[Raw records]
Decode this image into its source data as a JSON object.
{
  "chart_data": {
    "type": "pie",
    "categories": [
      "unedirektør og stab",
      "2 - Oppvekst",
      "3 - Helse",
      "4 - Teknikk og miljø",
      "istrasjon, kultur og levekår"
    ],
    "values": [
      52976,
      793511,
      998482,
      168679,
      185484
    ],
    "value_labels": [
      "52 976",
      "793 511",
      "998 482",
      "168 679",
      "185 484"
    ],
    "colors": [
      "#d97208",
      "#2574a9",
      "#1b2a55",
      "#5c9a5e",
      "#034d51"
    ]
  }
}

[What is being asked]: Your task is to reproduce all of the records exactly.

[Answer in full]:
Decode this image into its source data as a JSON object.
{
  "chart_data": {
    "type": "pie",
    "categories": [
      "unedirektør og stab",
      "2 - Oppvekst",
      "3 - Helse",
      "4 - Teknikk og miljø",
      "istrasjon, kultur og levekår"
    ],
    "values": [
      52976,
      793511,
      998482,
      168679,
      185484
    ],
    "value_labels": [
      "52 976",
      "793 511",
      "998 482",
      "168 679",
      "185 484"
    ],
    "colors": [
      "#d97208",
      "#2574a9",
      "#1b2a55",
      "#5c9a5e",
      "#034d51"
    ]
  }
}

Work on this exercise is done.